■ **Okunacak Metin**:
^^^^^^^^^^^^^^^^
24 Mayıs 2018 Perşembe

ÇOCUKLUĞUM



Yazar Adı: Maksim Gorki
Basım Yılı: 2017
Yayınevi: Türkiye İş Bankası
Sayfa Sayısı: 278

   Gorki’nin Çocukluğum, Ekmeğimi Kazanırken, Benim Üniversitelerimden oluşan üçlemesidir. Oto biyografi kitabıdır. Bir anı romanı da denilebilir.
    Aleksey Maksimoviç Peşkov (1868-1936) genel olarak bilinen adıyla Maksim Gorki, gerek yaptığı tasvirlerle gerek topluma eleştirel bakmasıyla en önemlisi de hayatını yoksulluk içinde geçirmesi beni kendisine çeken yazarlardan biri olmuştur. Yaşadığı alt sınıfın sert dünyasını keskin gözlemleriyle gözler önüne serer.

   Çocukluğum, Gorki’nin babasının ölmesiyle başlar. Babası öldüğünde 4-5 yaşlarındadır hiç ağlamamıştır. “Ninesi:
  -Niye ağlamadın? Ağlasaydın biraz!
  -İçimden gelmedi. Bütün bunlar öyle ilginçti ki! Çok az ağlardım o da yalnızca kalbimi kırdıklarında; yoksa acı beni ağlatmazdı. Ağlamam babamı her zaman güldürürdü, annem ise bağırırdı.” Say:5
   Volga nehrinden vapurla dedesinin evine taşınırlar. Aynı gün kamara odasında yeni doğan kardeşi de ölür. Yolculukları uzun sürer. Sonunda yol biter. Dedesiyle, dayısı, teyzeleri ve çocuklarıyla tanışır. Onları ihtiyatlı bir ilgiyle izler. Büyüklerden de çocuklardan da hiç hoşlanmamıştır. Yoğun, renkli, anlatılmayacak kadar garip bir hayat başlamıştır. Bu “aklıdan nasibini almamış aile”nin karanlık yaşamı öylesine çileli öylesine acımasızlıklarla doluydu ki. Dedesi onu gammazlık yaptığı için kendinden geçene kadar döver mesela. Hasta yatan Gorki, o bir kaç günde büyüyüverir sanki. Her tür acı, aşağılama karşısında duyarsız kalamaz artık. Annesi de güçsüzdür herkes gibi o da dedesinden korkar.Bir süre sonra annesi de ortadan kaybolur. Dedesinin dayakları altında ninesinin sevgisiyle, ninesinden dinlediği peri masallarıyla nefes alır. Ninesinin dua etmesini izler kimi zaman.
  ”Uzun dualar, evde hep büyük gerginliklerin, tartışmaların, kavgaların yaşandığı günlerde olurdu. Tanrı’ya evde olup biten her şeyi tek tek anlatırdı.” Say:60
   Dedesi Tanrı’yla konuşup, isyan ederdi hep. ”Çocuklarımız hiç yüzümüzü güldürmedi, onca çalışıp didinmemiz hep boşuna gitti.” Ninesinin yanıtı:
  -Herkesin başında aynı dertler, bir sen değilsin ki, bütün ana babalar günahlarını bizim gibi gözyaşlarıyla yıkıyorlar.
^^^^^^^^^^^^^^^^
■ **Yazılı Talep 1**: Girdileri en baştan başlatarak "- value-cell: 56: [358, 188, 486, 208]" ifadesinin yer aldığı satıra kadar, bu satır da dahil olmak üzere, hiçbir değişiklik yapmadan tekrar yazınız.

■ **Çıkarılan Girdiler**:
^^^^^^^^^^^^^^^^
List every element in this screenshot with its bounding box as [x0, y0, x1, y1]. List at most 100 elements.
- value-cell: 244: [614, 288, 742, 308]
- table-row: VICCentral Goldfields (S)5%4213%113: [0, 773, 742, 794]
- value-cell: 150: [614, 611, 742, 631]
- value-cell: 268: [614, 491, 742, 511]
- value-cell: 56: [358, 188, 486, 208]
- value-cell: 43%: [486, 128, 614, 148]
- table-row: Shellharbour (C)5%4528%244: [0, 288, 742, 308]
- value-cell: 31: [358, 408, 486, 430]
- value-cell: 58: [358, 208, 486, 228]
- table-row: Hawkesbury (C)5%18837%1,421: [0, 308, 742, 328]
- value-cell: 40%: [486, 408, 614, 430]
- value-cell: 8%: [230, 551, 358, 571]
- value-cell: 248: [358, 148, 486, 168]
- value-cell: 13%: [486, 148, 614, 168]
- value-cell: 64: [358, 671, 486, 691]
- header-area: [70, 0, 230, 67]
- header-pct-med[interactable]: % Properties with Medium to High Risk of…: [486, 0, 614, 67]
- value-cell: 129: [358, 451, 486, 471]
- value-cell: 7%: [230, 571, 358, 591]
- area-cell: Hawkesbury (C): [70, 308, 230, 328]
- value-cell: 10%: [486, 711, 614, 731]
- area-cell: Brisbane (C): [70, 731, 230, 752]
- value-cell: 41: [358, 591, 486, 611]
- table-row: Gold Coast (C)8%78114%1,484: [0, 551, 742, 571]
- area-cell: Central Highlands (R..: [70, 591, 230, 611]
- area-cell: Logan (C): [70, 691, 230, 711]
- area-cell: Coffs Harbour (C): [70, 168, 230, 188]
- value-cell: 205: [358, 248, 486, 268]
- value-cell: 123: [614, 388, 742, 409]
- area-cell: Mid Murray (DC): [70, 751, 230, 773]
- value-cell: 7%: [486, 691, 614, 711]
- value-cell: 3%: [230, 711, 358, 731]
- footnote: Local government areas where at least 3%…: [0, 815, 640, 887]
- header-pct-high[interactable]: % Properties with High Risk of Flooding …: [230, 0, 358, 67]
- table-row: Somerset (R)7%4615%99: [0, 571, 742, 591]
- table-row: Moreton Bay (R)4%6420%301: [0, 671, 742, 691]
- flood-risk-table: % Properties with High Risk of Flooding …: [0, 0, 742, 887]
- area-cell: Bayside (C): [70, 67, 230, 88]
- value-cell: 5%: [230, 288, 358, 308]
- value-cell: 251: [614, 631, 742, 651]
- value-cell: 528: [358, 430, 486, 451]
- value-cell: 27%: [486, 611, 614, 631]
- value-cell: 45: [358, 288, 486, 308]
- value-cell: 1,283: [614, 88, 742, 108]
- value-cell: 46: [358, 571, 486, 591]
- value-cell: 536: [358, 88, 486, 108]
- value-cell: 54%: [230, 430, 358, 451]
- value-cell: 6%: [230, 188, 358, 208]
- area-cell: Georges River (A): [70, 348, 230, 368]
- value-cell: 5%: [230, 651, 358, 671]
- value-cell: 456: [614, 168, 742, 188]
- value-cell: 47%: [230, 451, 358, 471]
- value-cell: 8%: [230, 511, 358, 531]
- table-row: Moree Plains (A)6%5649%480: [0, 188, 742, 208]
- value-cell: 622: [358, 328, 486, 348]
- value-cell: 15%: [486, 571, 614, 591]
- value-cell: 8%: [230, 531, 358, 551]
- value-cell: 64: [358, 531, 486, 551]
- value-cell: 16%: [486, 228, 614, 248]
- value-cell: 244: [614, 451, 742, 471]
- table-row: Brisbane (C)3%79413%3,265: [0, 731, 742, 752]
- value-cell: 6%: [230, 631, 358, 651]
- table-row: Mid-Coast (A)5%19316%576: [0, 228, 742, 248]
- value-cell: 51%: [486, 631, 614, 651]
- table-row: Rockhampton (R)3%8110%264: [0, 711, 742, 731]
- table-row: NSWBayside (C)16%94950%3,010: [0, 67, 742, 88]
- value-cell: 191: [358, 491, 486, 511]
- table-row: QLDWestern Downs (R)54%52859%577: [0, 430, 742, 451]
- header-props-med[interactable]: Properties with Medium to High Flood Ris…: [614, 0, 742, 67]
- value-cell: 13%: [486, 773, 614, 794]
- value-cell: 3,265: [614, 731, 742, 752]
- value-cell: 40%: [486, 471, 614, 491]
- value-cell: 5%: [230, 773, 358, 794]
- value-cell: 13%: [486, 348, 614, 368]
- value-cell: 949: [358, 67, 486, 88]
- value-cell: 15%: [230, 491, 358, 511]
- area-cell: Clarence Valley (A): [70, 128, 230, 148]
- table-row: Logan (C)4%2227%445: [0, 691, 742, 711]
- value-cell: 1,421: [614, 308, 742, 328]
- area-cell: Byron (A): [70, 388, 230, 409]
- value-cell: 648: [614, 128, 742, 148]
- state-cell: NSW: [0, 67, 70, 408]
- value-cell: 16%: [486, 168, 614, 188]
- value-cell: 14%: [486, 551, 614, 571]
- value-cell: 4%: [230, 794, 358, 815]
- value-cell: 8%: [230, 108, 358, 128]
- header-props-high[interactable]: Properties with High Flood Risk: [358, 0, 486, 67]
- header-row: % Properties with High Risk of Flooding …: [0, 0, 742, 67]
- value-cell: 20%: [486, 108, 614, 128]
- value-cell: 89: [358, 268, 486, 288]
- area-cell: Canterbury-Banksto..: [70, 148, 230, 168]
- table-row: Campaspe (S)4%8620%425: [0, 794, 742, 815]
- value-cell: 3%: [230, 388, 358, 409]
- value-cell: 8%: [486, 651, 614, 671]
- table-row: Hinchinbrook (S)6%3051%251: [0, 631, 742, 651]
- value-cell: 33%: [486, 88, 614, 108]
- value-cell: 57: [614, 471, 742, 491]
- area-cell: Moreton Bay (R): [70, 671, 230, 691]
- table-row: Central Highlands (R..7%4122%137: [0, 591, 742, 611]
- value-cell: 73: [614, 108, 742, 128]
^^^^^^^^^^^^^^^^
■ **Yazılı Talep 2**:
Çocukluğum hakkındaki metne göre aşağıdaki soruları yanıtlayınız.
(a) Kitabın basım yılı nedir?
(b) Babası öldüğünde Gorki kaç yaşlarındadır?
(c) Dedesinin evine hangi nehirden vapurla taşınırlar?

■ **Eksiksiz Yanıt 1**:
List every element in this screenshot with its bounding box as [x0, y0, x1, y1]. List at most 100 elements.
- value-cell: 244: [614, 288, 742, 308]
- table-row: VICCentral Goldfields (S)5%4213%113: [0, 773, 742, 794]
- value-cell: 150: [614, 611, 742, 631]
- value-cell: 268: [614, 491, 742, 511]
- value-cell: 56: [358, 188, 486, 208]

■ **Eksiksiz Yanıt 2**:
(a) 2017
(b) 4-5 yaşlarında
(c) Volga nehrinden